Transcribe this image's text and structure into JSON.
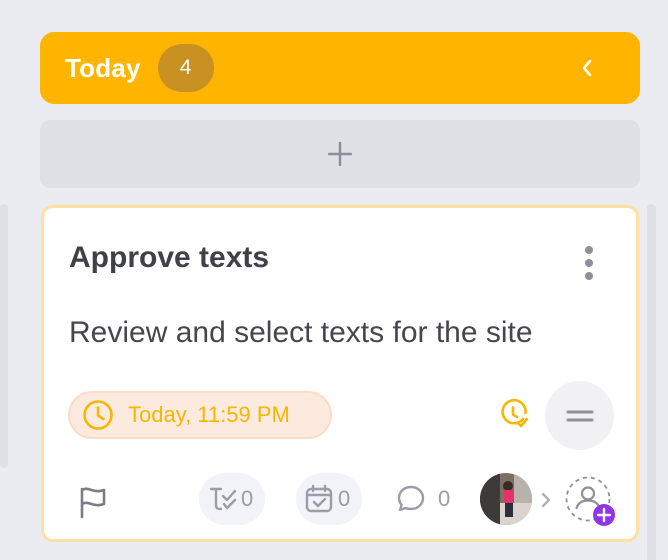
{
  "column": {
    "title": "Today",
    "count": "4",
    "collapse_icon": "chevron-left-icon",
    "add_icon": "plus-icon",
    "accent": "#ffb400"
  },
  "card": {
    "title": "Approve texts",
    "description": "Review and select texts for the site",
    "menu_icon": "more-vertical-icon",
    "due": {
      "label": "Today, 11:59 PM",
      "icon": "clock-icon",
      "color": "#f5b800"
    },
    "time_track_icon": "clock-check-icon",
    "priority_icon": "priority-medium-icon",
    "flag_icon": "flag-icon",
    "stats": {
      "subtasks": "0",
      "checklists": "0",
      "comments": "0"
    },
    "assignee_icon": "add-user-icon"
  }
}
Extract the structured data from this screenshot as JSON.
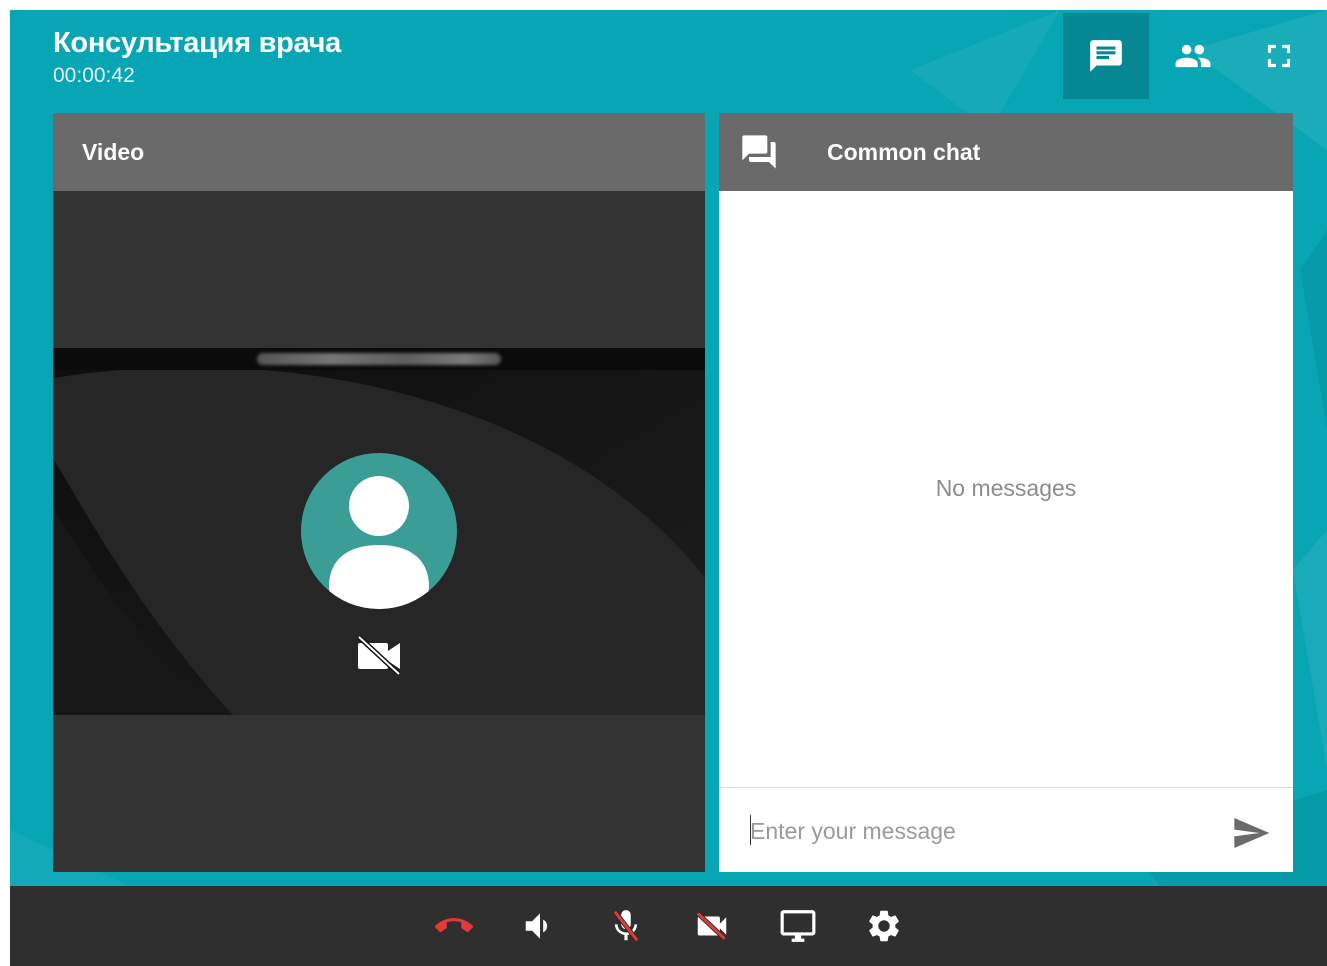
{
  "header": {
    "title": "Консультация врача",
    "timer": "00:00:42",
    "buttons": [
      {
        "name": "chat-toggle-button",
        "icon": "chat-icon",
        "active": true
      },
      {
        "name": "participants-button",
        "icon": "people-icon",
        "active": false
      },
      {
        "name": "fullscreen-button",
        "icon": "fullscreen-icon",
        "active": false
      }
    ]
  },
  "video": {
    "title": "Video",
    "participant": {
      "avatar_icon": "person-icon",
      "status_icon": "videocam-off-icon"
    }
  },
  "chat": {
    "title": "Common chat",
    "header_icon": "forum-icon",
    "empty_text": "No messages",
    "input_placeholder": "Enter your message",
    "send_icon": "send-icon"
  },
  "toolbar": {
    "buttons": [
      {
        "name": "hang-up-button",
        "icon": "call-end-icon",
        "color": "#e53935"
      },
      {
        "name": "volume-button",
        "icon": "volume-icon"
      },
      {
        "name": "microphone-button",
        "icon": "mic-off-icon",
        "strike_color": "#e53935"
      },
      {
        "name": "camera-button",
        "icon": "videocam-off-icon",
        "strike_color": "#e53935"
      },
      {
        "name": "screen-share-button",
        "icon": "monitor-icon"
      },
      {
        "name": "settings-button",
        "icon": "gear-icon"
      }
    ]
  },
  "colors": {
    "brand_teal": "#08a5b5",
    "panel_header": "#6a6a6a",
    "avatar_bg": "#3a9e97",
    "toolbar_bg": "#2f2f2f",
    "danger": "#e53935"
  }
}
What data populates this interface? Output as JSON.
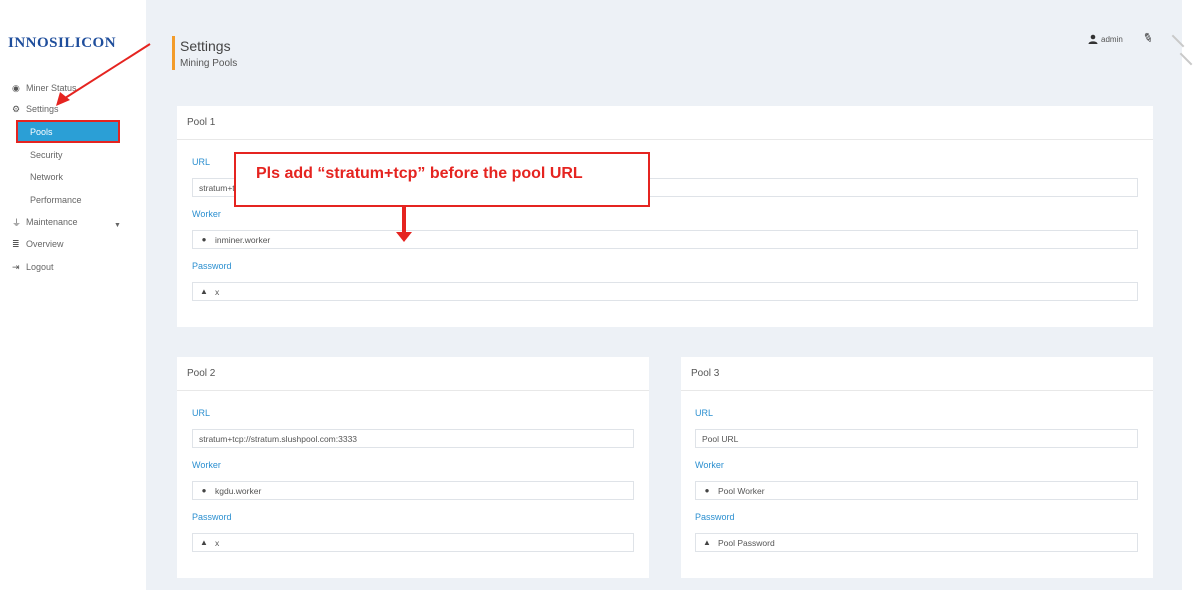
{
  "brand": {
    "logo_text": "INNOSILICON"
  },
  "sidebar": {
    "items": [
      {
        "label": "Miner Status",
        "icon": "dashboard-icon"
      },
      {
        "label": "Settings",
        "icon": "cogs-icon"
      },
      {
        "label": "Maintenance",
        "icon": "plug-icon"
      },
      {
        "label": "Overview",
        "icon": "list-icon"
      },
      {
        "label": "Logout",
        "icon": "sign-out-icon"
      }
    ],
    "settings_sub": [
      "Pools",
      "Security",
      "Network",
      "Performance"
    ]
  },
  "header": {
    "title": "Settings",
    "subtitle": "Mining Pools",
    "user": "admin"
  },
  "pools": [
    {
      "title": "Pool 1",
      "url_label": "URL",
      "url_value": "stratum+tcp://btc-bj.ss.poolin.com:1800",
      "worker_label": "Worker",
      "worker_value": "inminer.worker",
      "password_label": "Password",
      "password_value": "x"
    },
    {
      "title": "Pool 2",
      "url_label": "URL",
      "url_value": "stratum+tcp://stratum.slushpool.com:3333",
      "worker_label": "Worker",
      "worker_value": "kgdu.worker",
      "password_label": "Password",
      "password_value": "x"
    },
    {
      "title": "Pool 3",
      "url_label": "URL",
      "url_placeholder": "Pool URL",
      "worker_label": "Worker",
      "worker_placeholder": "Pool Worker",
      "password_label": "Password",
      "password_placeholder": "Pool Password"
    }
  ],
  "annotation": {
    "callout": "Pls add “stratum+tcp” before the pool URL"
  },
  "colors": {
    "accent": "#2b9fd6",
    "header_bar": "#f39c2b",
    "annotation": "#e52420",
    "brand": "#1f4e9c"
  }
}
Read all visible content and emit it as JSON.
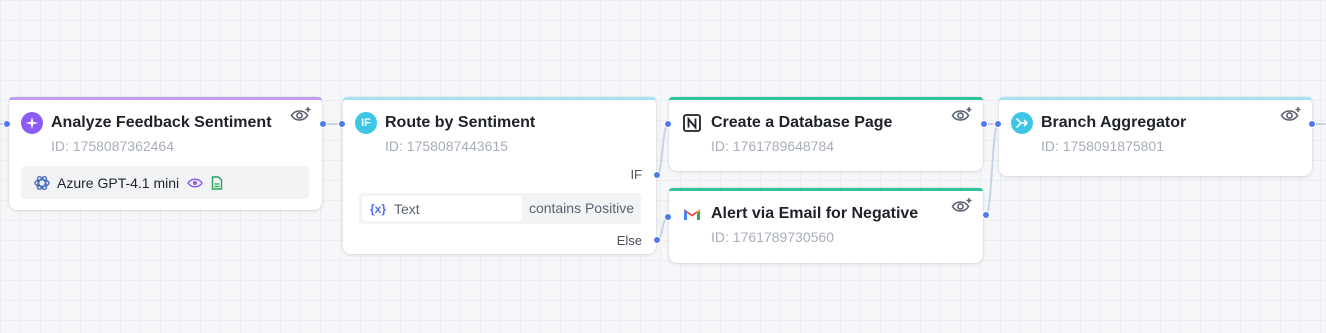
{
  "nodes": [
    {
      "title": "Analyze Feedback Sentiment",
      "id_text": "ID: 1758087362464",
      "icon": "sparkle-icon",
      "accent": "#c49ef5",
      "model": {
        "icon": "openai-icon",
        "label": "Azure GPT-4.1 mini",
        "badges": [
          "vision-eye-icon",
          "document-icon"
        ]
      }
    },
    {
      "title": "Route by Sentiment",
      "id_text": "ID: 1758087443615",
      "icon": "if-icon",
      "icon_text": "IF",
      "accent": "#a6e3ef",
      "condition": {
        "var_symbol": "{x}",
        "variable": "Text",
        "operator": "contains Positive"
      },
      "branches": [
        "IF",
        "Else"
      ]
    },
    {
      "title": "Create a Database Page",
      "id_text": "ID: 1761789648784",
      "icon": "notion-icon",
      "accent": "#2ec4a0"
    },
    {
      "title": "Alert via Email for Negative",
      "id_text": "ID: 1761789730560",
      "icon": "gmail-icon",
      "accent": "#2ec4a0"
    },
    {
      "title": "Branch Aggregator",
      "id_text": "ID: 1758091875801",
      "icon": "merge-icon",
      "accent": "#a6e3ef"
    }
  ],
  "colors": {
    "handle": "#4f7bf0",
    "edge": "#c9d3e6",
    "if_icon_bg": "#3ec6e6",
    "sparkle_bg": "#8b5cf6",
    "merge_bg": "#3ec6e6"
  }
}
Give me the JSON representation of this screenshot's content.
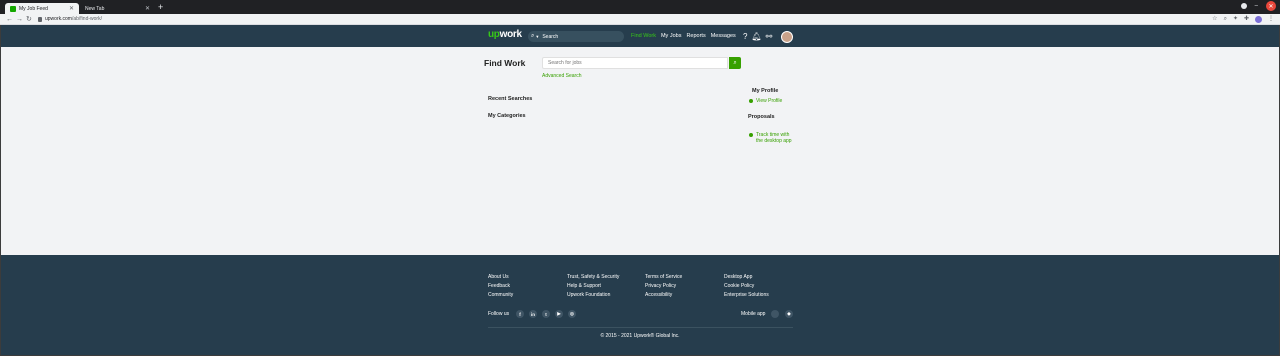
{
  "browser": {
    "tabs": [
      {
        "label": "My Job Feed",
        "active": true
      },
      {
        "label": "New Tab",
        "active": false
      }
    ],
    "new_tab_symbol": "+",
    "url_domain": "upwork.com",
    "url_path": "/ab/find-work/"
  },
  "header": {
    "logo": {
      "up": "up",
      "rest": "work"
    },
    "search_placeholder": "Search",
    "nav": [
      "Find Work",
      "My Jobs",
      "Reports",
      "Messages"
    ],
    "active_nav": "Find Work",
    "accent_color": "#37c818",
    "bg_color": "#263d4d"
  },
  "main": {
    "title": "Find Work",
    "search_placeholder": "Search for jobs",
    "advanced_search": "Advanced Search",
    "recent_searches": "Recent Searches",
    "my_categories": "My Categories"
  },
  "sidebar": {
    "my_profile_title": "My Profile",
    "view_profile": "View Profile",
    "proposals_title": "Proposals",
    "track_time_line1": "Track time with",
    "track_time_line2": "the desktop app"
  },
  "footer": {
    "columns": [
      [
        "About Us",
        "Feedback",
        "Community"
      ],
      [
        "Trust, Safety & Security",
        "Help & Support",
        "Upwork Foundation"
      ],
      [
        "Terms of Service",
        "Privacy Policy",
        "Accessibility"
      ],
      [
        "Desktop App",
        "Cookie Policy",
        "Enterprise Solutions"
      ]
    ],
    "follow_us": "Follow us",
    "social_icons": [
      "facebook-icon",
      "linkedin-icon",
      "twitter-icon",
      "youtube-icon",
      "instagram-icon"
    ],
    "mobile_app": "Mobile app",
    "mobile_icons": [
      "apple-icon",
      "android-icon"
    ],
    "copyright": "© 2015 - 2021 Upwork® Global Inc."
  }
}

- [REQUIREMENT]:
Give again, unchanged, only the lines from the line containing "Give me the" to the last line of the records above. Pictures do not belong in the copy.

- [FINAL RESULT]:
Give me the JSON representation of this screenshot's content.
{
  "browser": {
    "tabs": [
      {
        "label": "My Job Feed",
        "active": true
      },
      {
        "label": "New Tab",
        "active": false
      }
    ],
    "new_tab_symbol": "+",
    "url_domain": "upwork.com",
    "url_path": "/ab/find-work/"
  },
  "header": {
    "logo": {
      "up": "up",
      "rest": "work"
    },
    "search_placeholder": "Search",
    "nav": [
      "Find Work",
      "My Jobs",
      "Reports",
      "Messages"
    ],
    "active_nav": "Find Work",
    "accent_color": "#37c818",
    "bg_color": "#263d4d"
  },
  "main": {
    "title": "Find Work",
    "search_placeholder": "Search for jobs",
    "advanced_search": "Advanced Search",
    "recent_searches": "Recent Searches",
    "my_categories": "My Categories"
  },
  "sidebar": {
    "my_profile_title": "My Profile",
    "view_profile": "View Profile",
    "proposals_title": "Proposals",
    "track_time_line1": "Track time with",
    "track_time_line2": "the desktop app"
  },
  "footer": {
    "columns": [
      [
        "About Us",
        "Feedback",
        "Community"
      ],
      [
        "Trust, Safety & Security",
        "Help & Support",
        "Upwork Foundation"
      ],
      [
        "Terms of Service",
        "Privacy Policy",
        "Accessibility"
      ],
      [
        "Desktop App",
        "Cookie Policy",
        "Enterprise Solutions"
      ]
    ],
    "follow_us": "Follow us",
    "social_icons": [
      "facebook-icon",
      "linkedin-icon",
      "twitter-icon",
      "youtube-icon",
      "instagram-icon"
    ],
    "mobile_app": "Mobile app",
    "mobile_icons": [
      "apple-icon",
      "android-icon"
    ],
    "copyright": "© 2015 - 2021 Upwork® Global Inc."
  }
}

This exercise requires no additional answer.